GIVEN REQUEST ▸
Return the lines below that carry the word "mapping".

RECORD EXTRACTS ▸
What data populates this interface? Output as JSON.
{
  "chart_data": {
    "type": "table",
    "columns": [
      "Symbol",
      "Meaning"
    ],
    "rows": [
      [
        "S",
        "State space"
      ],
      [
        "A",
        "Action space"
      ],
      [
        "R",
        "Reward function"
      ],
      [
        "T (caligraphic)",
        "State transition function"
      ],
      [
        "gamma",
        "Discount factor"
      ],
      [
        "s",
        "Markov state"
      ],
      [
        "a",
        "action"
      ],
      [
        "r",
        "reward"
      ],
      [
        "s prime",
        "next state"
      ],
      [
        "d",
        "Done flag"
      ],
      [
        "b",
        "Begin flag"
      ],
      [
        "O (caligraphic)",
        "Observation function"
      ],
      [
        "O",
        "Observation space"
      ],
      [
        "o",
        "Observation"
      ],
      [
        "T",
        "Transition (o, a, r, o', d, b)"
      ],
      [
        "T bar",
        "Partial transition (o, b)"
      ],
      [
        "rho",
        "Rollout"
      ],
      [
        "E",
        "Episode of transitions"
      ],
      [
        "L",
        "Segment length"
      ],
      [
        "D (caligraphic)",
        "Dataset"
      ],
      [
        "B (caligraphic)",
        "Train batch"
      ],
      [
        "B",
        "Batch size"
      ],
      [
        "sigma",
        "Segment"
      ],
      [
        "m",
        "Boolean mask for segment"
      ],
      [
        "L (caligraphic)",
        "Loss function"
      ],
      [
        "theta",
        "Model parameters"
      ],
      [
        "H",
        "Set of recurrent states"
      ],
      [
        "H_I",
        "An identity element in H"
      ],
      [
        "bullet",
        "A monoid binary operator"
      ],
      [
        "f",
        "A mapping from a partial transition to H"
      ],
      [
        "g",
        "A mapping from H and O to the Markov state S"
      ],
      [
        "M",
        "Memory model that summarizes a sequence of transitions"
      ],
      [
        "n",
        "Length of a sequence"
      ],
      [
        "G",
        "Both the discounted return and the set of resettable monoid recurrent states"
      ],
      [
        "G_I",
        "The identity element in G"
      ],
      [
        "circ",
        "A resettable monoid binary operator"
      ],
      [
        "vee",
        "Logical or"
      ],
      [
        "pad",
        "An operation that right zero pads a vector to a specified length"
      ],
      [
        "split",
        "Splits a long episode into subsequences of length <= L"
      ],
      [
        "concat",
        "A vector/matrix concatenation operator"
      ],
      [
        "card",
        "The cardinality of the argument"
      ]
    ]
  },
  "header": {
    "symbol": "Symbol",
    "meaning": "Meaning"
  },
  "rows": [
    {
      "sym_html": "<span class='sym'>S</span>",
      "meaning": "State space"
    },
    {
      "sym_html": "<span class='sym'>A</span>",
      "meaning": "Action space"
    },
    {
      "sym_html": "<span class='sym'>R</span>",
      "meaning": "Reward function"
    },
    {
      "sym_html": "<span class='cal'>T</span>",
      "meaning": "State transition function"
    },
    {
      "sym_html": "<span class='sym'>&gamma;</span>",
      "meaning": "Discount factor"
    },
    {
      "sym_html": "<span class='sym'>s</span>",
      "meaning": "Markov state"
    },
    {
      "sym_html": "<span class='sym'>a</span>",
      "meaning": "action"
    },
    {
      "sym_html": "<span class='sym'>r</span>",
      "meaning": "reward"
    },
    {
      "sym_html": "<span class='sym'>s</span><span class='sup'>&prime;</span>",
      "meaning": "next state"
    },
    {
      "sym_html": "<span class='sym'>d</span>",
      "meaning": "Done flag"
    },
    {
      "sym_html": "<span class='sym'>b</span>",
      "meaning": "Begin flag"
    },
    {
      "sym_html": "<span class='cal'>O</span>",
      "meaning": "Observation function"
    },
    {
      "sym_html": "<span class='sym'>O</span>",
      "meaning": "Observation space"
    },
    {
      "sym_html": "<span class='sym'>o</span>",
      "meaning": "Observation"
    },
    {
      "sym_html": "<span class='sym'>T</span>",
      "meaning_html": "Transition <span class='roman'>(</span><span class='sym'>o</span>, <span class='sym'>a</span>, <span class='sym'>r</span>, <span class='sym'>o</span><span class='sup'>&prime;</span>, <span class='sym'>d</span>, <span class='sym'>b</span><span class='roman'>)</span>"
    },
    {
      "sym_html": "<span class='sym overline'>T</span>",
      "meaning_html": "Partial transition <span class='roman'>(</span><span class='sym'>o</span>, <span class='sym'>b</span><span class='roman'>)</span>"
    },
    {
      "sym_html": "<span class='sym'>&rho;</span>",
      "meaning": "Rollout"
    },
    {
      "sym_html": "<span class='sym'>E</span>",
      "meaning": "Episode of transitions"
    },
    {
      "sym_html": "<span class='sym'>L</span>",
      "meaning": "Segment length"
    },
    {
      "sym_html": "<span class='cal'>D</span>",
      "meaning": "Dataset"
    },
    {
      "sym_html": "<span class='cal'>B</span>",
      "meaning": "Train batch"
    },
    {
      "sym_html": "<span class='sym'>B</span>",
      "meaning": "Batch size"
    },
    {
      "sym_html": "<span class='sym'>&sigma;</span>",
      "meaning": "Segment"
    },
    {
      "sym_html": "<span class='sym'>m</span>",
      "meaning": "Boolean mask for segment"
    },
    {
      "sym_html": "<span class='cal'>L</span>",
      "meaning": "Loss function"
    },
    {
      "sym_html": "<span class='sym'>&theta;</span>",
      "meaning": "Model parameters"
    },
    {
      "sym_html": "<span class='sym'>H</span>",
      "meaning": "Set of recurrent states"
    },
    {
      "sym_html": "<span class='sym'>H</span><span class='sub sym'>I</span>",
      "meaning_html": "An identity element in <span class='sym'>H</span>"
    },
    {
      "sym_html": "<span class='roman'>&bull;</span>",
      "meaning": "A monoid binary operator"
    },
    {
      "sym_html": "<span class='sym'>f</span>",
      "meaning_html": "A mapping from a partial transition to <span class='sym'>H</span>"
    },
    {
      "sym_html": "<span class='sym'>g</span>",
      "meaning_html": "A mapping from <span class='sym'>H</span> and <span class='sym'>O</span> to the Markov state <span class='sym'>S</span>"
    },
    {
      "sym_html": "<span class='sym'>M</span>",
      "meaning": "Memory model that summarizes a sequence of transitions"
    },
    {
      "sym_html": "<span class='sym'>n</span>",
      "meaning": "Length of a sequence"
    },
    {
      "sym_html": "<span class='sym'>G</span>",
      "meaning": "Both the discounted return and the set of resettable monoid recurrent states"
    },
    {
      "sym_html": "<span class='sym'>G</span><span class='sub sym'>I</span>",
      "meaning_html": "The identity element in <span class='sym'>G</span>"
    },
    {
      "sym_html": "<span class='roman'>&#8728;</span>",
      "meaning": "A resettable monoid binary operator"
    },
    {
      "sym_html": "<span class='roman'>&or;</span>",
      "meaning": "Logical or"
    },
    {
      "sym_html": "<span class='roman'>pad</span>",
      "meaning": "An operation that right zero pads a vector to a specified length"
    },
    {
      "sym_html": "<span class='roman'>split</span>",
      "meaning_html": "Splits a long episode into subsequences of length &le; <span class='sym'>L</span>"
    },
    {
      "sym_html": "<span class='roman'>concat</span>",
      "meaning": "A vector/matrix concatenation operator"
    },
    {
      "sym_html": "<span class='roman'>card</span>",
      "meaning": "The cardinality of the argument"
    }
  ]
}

ANSWER FOR THIS EXERCISE ▸
        "A mapping from a partial transition to H"
        "A mapping from H and O to the Markov state S"
      "meaning_html": "A mapping from a partial transition to <span class='sym'>H</span>"
      "meaning_html": "A mapping from <span class='sym'>H</span> and <span class='sym'>O</span> to the Markov state <span class='sym'>S</span>"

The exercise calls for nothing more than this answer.